* Given problem
Format every line of the material below as a JSON list of strings, with one string per line and no entries for blank lines.

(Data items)
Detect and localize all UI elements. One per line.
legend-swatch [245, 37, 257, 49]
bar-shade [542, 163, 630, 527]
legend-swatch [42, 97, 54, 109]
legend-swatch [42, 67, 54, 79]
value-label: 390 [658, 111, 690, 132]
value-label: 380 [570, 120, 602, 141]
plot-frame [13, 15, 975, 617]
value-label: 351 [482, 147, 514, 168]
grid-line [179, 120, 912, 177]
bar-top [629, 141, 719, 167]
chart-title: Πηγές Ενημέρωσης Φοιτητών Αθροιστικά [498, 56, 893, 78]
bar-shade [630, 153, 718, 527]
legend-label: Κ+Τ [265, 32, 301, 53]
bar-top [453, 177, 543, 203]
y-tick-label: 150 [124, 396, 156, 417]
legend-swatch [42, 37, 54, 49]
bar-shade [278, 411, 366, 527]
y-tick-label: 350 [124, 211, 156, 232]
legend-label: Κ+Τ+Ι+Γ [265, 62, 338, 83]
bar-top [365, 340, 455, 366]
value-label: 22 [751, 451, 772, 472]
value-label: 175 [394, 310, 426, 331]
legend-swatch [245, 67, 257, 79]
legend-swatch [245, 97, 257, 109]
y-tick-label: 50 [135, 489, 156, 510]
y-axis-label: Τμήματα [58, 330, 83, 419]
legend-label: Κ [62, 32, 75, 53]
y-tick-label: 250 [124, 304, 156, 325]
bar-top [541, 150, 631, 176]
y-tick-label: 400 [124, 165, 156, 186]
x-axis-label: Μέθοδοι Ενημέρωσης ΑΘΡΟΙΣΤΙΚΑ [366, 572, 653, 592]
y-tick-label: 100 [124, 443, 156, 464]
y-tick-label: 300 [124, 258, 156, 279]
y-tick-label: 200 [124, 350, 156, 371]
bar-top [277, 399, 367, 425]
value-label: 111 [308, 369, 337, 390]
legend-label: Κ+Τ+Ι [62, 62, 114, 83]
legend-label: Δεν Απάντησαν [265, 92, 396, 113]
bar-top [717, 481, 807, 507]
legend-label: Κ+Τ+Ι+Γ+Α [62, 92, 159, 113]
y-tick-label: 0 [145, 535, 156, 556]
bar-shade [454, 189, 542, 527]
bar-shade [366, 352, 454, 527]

* Worked solution
[
  "Detect and localize all UI elements. One per line.",
  "legend-swatch [245, 37, 257, 49]",
  "bar-shade [542, 163, 630, 527]",
  "legend-swatch [42, 97, 54, 109]",
  "legend-swatch [42, 67, 54, 79]",
  "value-label: 390 [658, 111, 690, 132]",
  "value-label: 380 [570, 120, 602, 141]",
  "plot-frame [13, 15, 975, 617]",
  "value-label: 351 [482, 147, 514, 168]",
  "grid-line [179, 120, 912, 177]",
  "bar-top [629, 141, 719, 167]",
  "chart-title: Πηγές Ενημέρωσης Φοιτητών Αθροιστικά [498, 56, 893, 78]",
  "bar-shade [630, 153, 718, 527]",
  "legend-label: Κ+Τ [265, 32, 301, 53]",
  "bar-top [453, 177, 543, 203]",
  "y-tick-label: 150 [124, 396, 156, 417]",
  "legend-swatch [42, 37, 54, 49]",
  "bar-shade [278, 411, 366, 527]",
  "y-tick-label: 350 [124, 211, 156, 232]",
  "legend-label: Κ+Τ+Ι+Γ [265, 62, 338, 83]",
  "bar-top [365, 340, 455, 366]",
  "value-label: 22 [751, 451, 772, 472]",
  "value-label: 175 [394, 310, 426, 331]",
  "legend-swatch [245, 67, 257, 79]",
  "legend-swatch [245, 97, 257, 109]",
  "y-tick-label: 50 [135, 489, 156, 510]",
  "y-axis-label: Τμήματα [58, 330, 83, 419]",
  "legend-label: Κ [62, 32, 75, 53]",
  "y-tick-label: 250 [124, 304, 156, 325]",
  "bar-top [541, 150, 631, 176]",
  "y-tick-label: 400 [124, 165, 156, 186]",
  "x-axis-label: Μέθοδοι Ενημέρωσης ΑΘΡΟΙΣΤΙΚΑ [366, 572, 653, 592]",
  "y-tick-label: 100 [124, 443, 156, 464]",
  "y-tick-label: 300 [124, 258, 156, 279]",
  "y-tick-label: 200 [124, 350, 156, 371]",
  "bar-top [277, 399, 367, 425]",
  "value-label: 111 [308, 369, 337, 390]",
  "legend-label: Κ+Τ+Ι [62, 62, 114, 83]",
  "legend-label: Δεν Απάντησαν [265, 92, 396, 113]",
  "bar-top [717, 481, 807, 507]",
  "legend-label: Κ+Τ+Ι+Γ+Α [62, 92, 159, 113]",
  "y-tick-label: 0 [145, 535, 156, 556]",
  "bar-shade [454, 189, 542, 527]",
  "bar-shade [366, 352, 454, 527]"
]